• Task to complete: Scan the entries below for the word "Proposal". Copy each line that has it.

-- Begin --

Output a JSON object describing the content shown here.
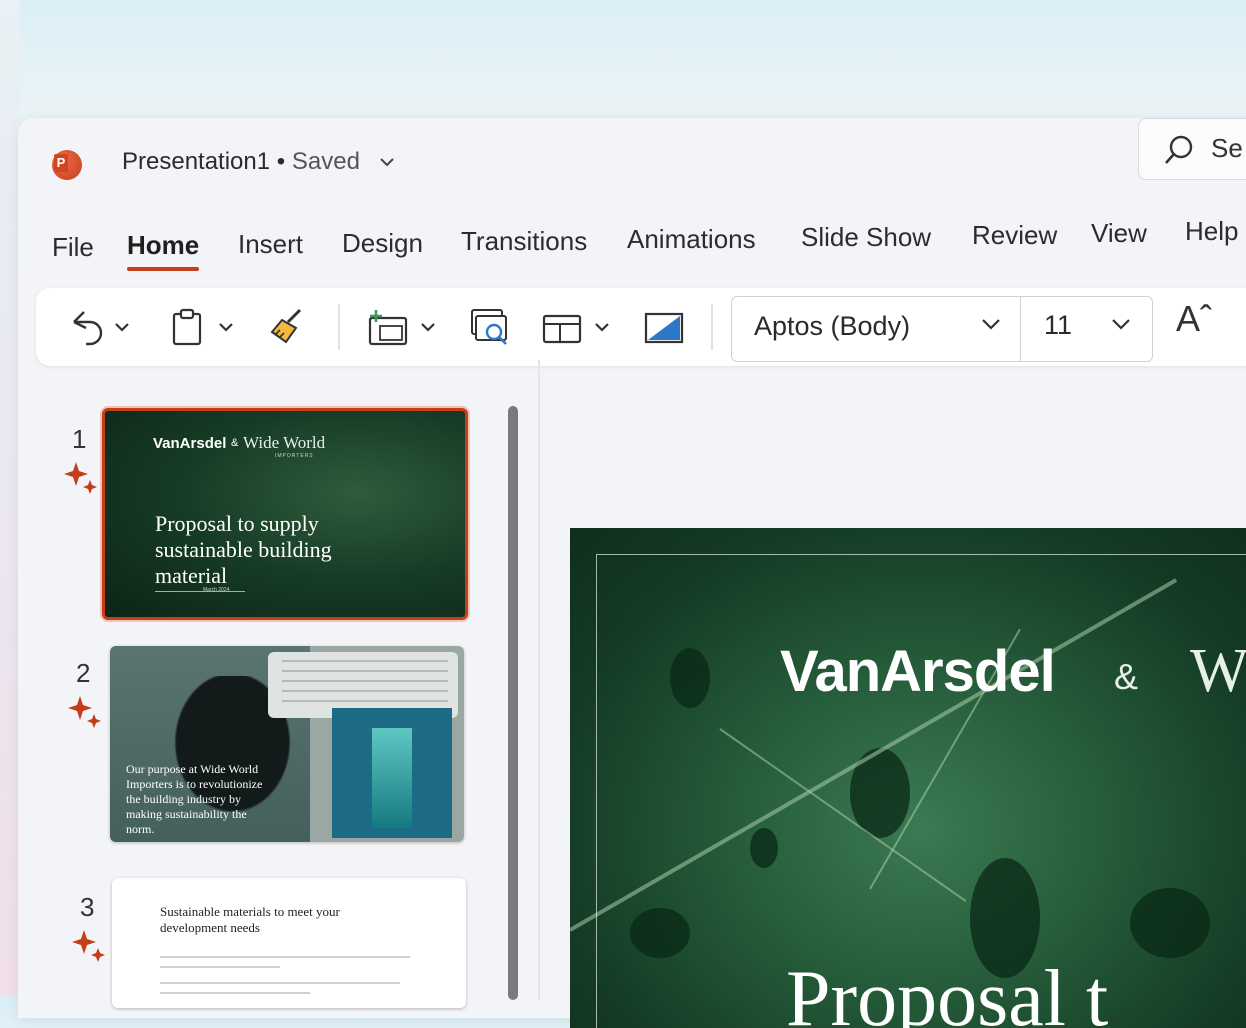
{
  "app": {
    "icon": "powerpoint-icon",
    "brand_color": "#c43e1c",
    "document_name": "Presentation1",
    "separator": "•",
    "status": "Saved",
    "search_placeholder": "Se"
  },
  "ribbon": {
    "tabs": [
      {
        "label": "File",
        "active": false
      },
      {
        "label": "Home",
        "active": true
      },
      {
        "label": "Insert",
        "active": false
      },
      {
        "label": "Design",
        "active": false
      },
      {
        "label": "Transitions",
        "active": false
      },
      {
        "label": "Animations",
        "active": false
      },
      {
        "label": "Slide Show",
        "active": false
      },
      {
        "label": "Review",
        "active": false
      },
      {
        "label": "View",
        "active": false
      },
      {
        "label": "Help",
        "active": false
      }
    ],
    "toolbar": {
      "icons": [
        "undo-icon",
        "paste-icon",
        "format-painter-icon",
        "new-slide-icon",
        "reuse-slides-icon",
        "layout-icon",
        "background-icon"
      ],
      "font_name": "Aptos (Body)",
      "font_size": "11",
      "grow_font_label": "Aˆ"
    }
  },
  "slides": [
    {
      "number": "1",
      "selected": true,
      "brand": "VanArsdel",
      "amp": "&",
      "partner": "Wide World",
      "partner_sub": "IMPORTERS",
      "title": "Proposal to supply sustainable building material",
      "date": "March 2024"
    },
    {
      "number": "2",
      "selected": false,
      "text": "Our purpose at Wide World Importers is to revolutionize the building industry by making sustainability the norm."
    },
    {
      "number": "3",
      "selected": false,
      "heading": "Sustainable materials to meet your development needs"
    }
  ],
  "main_slide": {
    "brand": "VanArsdel",
    "amp": "&",
    "partner_initial": "W",
    "title_fragment": "Proposal t"
  }
}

-- End --

• Result below:
      "title": "Proposal to supply sustainable building material",
    "title_fragment": "Proposal t"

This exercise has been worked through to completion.